What is being asked:
Reproduce all the lines exactly as they stand, apart from the pictures.

Supplied data:
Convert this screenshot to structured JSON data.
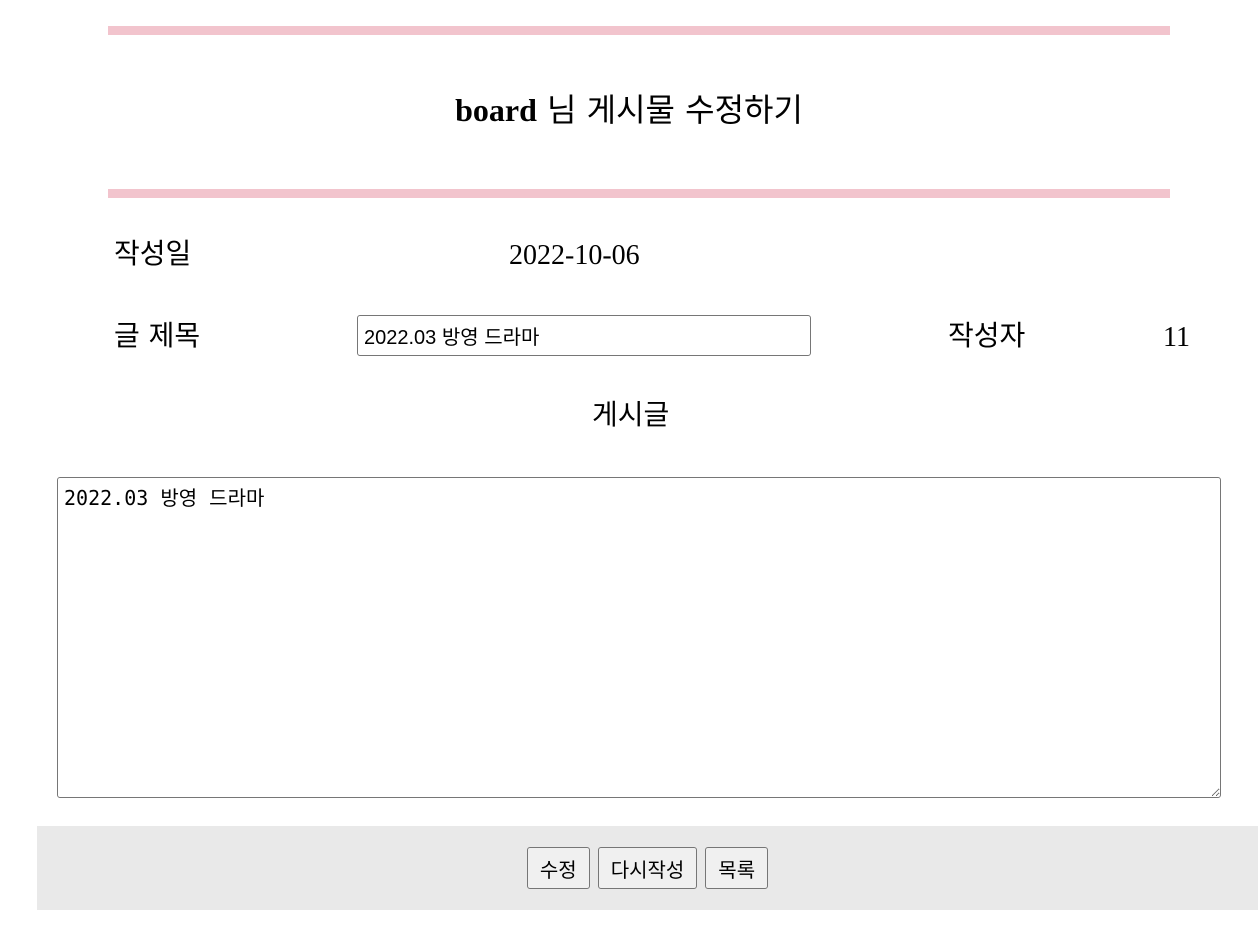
{
  "header": {
    "user": "board",
    "title_suffix": "님 게시물 수정하기"
  },
  "form": {
    "date_label": "작성일",
    "date_value": "2022-10-06",
    "title_label": "글 제목",
    "title_value": "2022.03 방영 드라마",
    "author_label": "작성자",
    "author_value": "11",
    "content_label": "게시글",
    "content_value": "2022.03 방영 드라마"
  },
  "buttons": {
    "edit": "수정",
    "reset": "다시작성",
    "list": "목록"
  },
  "colors": {
    "rule": "#f2c4cd",
    "footer_bg": "#e9e9e9"
  }
}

Finished exercise:
Convert this screenshot to structured JSON data.
{
  "header": {
    "user": "board",
    "title_suffix": "님 게시물 수정하기"
  },
  "form": {
    "date_label": "작성일",
    "date_value": "2022-10-06",
    "title_label": "글 제목",
    "title_value": "2022.03 방영 드라마",
    "author_label": "작성자",
    "author_value": "11",
    "content_label": "게시글",
    "content_value": "2022.03 방영 드라마"
  },
  "buttons": {
    "edit": "수정",
    "reset": "다시작성",
    "list": "목록"
  },
  "colors": {
    "rule": "#f2c4cd",
    "footer_bg": "#e9e9e9"
  }
}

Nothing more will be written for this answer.